TEXT EXTRACT.

+-------+

How to you associate additional data with a document in DT?

Frederiko · April 27, 2013, 2:35pm

Perhaps one of the gurus here can help me.

I need to attach bits of data to documents (and especially pdfs) after they are in my database. Typical such things as document reference codes, duration of the events occuring in the document, pariticpant reference codes and the like. I often have to pull out sorted tables of subsets of this information.

At present I get this information in an csv file and I use a python script to put the information into data fields in scrivener for each document. Its also possibile in Scrivener to produce a table sorted by these data fields which is incredibly useful for collation and subsetting

Scrivenr is brilliant and incredibly flexible at what it can do but at 12000 documents scrivener is beginning to fall over regularly and so I think I need to move to a real database. I would also really like to be able to take advantage of DT’s more advanced syncing and its webserver

My problem is that I cant find any way to associate bits of information with individual documents in DT

I tried tags but it doesnt really work because your tag cloud is then cluttered up with thousands of tags that will only ever appear once and the usefullness of tags for conceptual concepts is lost.

Could someone please give me some hints about I might tackle this problem?

Much appreciated, Frederiko

korm · April 27, 2013, 5:00pm

Frederiko · April 27, 2013, 6:37pm

Thank you for your help Korm.

Your idea will work (even if its a bit clumsy), Now I just need to right scripts to automate the process. From my digging around it seems that DT’s database format is more opaque and considerably less hackable than Scrivener’s xml although its applescript api is pretty powerful.

Regards, Frederiko

AccordionNoir · May 20, 2013, 11:58pm

No fair, the “answer” disappeared to this question that I wonder about too. I’ll keep looking.

Frederiko · May 22, 2013, 3:52pm

AccordionNoir,

The answer which was given by Korm that one should use the Annotation template (Data->New from template-> Annotation) to connect the links to that document. The Devonthink manual says the following about the template under the section 'Pre-fabricated templates":

“Annotation: Adds an annotation for a selected document. The annotation is placed next to the selected document (and replicated to all other instances of the document if necessary) and contains a link to the annotated item. If possible, this template links to the current page of a PDF document. If there is already an annotation for the selected document, a second one is not created, but the existing annotation is opened.” (at p138)

The entry which Korm removed did a nice job of explaining it together with a neat screen shot.

Effectively all an annotation is is an rtf document with the same name as the document being annotated with ‘Annotation’ inserted after the name and a reference to the document placed in the text. Despite what the quoted text from the manual says there does not seem to be any underlying programatic link to the document itself (except for the link in the text). So for example where you have more than one document with the same name (a common scenario for me) its is unclear immediately which annotation applies to which document.

+-------+

RAW DATA.
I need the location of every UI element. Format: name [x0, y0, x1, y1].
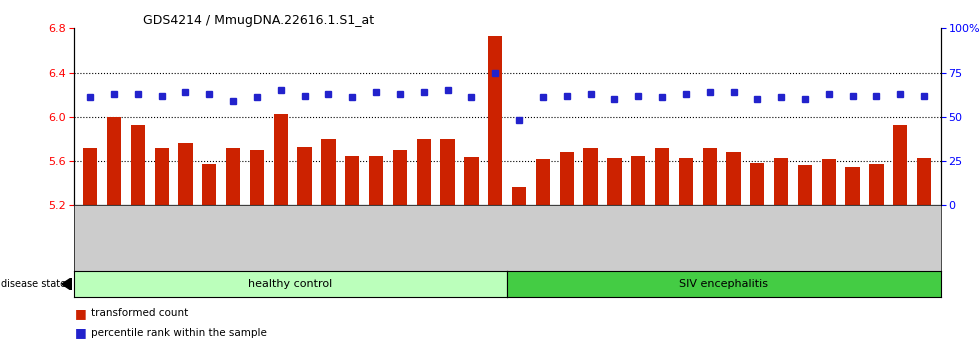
- Bar: [655, 148, 669, 205]
- Bar: [560, 152, 574, 205]
- Text: ■: ■: [74, 307, 86, 320]
- Bar: [345, 155, 360, 205]
- Text: SIV encephalitis: SIV encephalitis: [679, 279, 768, 289]
- Bar: [321, 139, 335, 205]
- Bar: [608, 158, 621, 205]
- Text: GDS4214 / MmugDNA.22616.1.S1_at: GDS4214 / MmugDNA.22616.1.S1_at: [143, 14, 374, 27]
- Bar: [440, 139, 455, 205]
- Bar: [250, 150, 265, 205]
- Bar: [488, 36, 503, 205]
- Bar: [536, 159, 550, 205]
- Polygon shape: [62, 278, 72, 290]
- Bar: [512, 187, 526, 205]
- Bar: [917, 158, 931, 205]
- Bar: [130, 125, 145, 205]
- Bar: [798, 166, 812, 205]
- Bar: [726, 152, 741, 205]
- Bar: [416, 139, 431, 205]
- Bar: [774, 158, 788, 205]
- Bar: [178, 143, 193, 205]
- Bar: [226, 148, 240, 205]
- Bar: [679, 158, 693, 205]
- Bar: [583, 148, 598, 205]
- Bar: [869, 164, 884, 205]
- Bar: [393, 150, 407, 205]
- Bar: [155, 148, 169, 205]
- Bar: [846, 167, 859, 205]
- Text: percentile rank within the sample: percentile rank within the sample: [91, 328, 267, 338]
- Text: disease state: disease state: [1, 279, 66, 289]
- Bar: [202, 164, 217, 205]
- Bar: [273, 114, 288, 205]
- Bar: [368, 155, 383, 205]
- Bar: [631, 155, 646, 205]
- Bar: [465, 157, 478, 205]
- Bar: [750, 163, 764, 205]
- Bar: [893, 125, 907, 205]
- Text: transformed count: transformed count: [91, 308, 188, 318]
- Bar: [83, 148, 97, 205]
- Bar: [703, 148, 716, 205]
- Bar: [821, 159, 836, 205]
- Text: ■: ■: [74, 326, 86, 339]
- Text: healthy control: healthy control: [248, 279, 332, 289]
- Bar: [298, 147, 312, 205]
- Bar: [107, 117, 122, 205]
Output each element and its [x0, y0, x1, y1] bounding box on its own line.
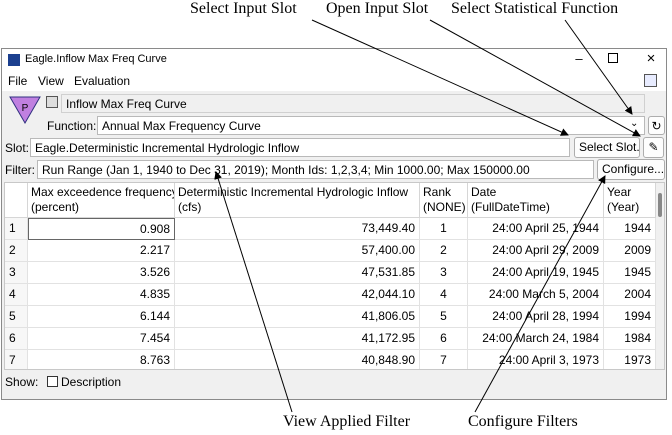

+-------+

REQUESTS.
a – Name every user who posted in the forum thread about attaching data to documents in DT, each name once and in order of first appearance.
b – From the forum thread about attaching data to documents in DT, reproduce the passage starting at "Could someone please" and ending at "your help Korm.".

ANSWERS GIVEN.
a – Frederiko, korm, AccordionNoir

b –
Could someone please give me some hints about I might tackle this problem?

Much appreciated, Frederiko

korm · April 27, 2013, 5:00pm

Frederiko · April 27, 2013, 6:37pm

Thank you for your help Korm.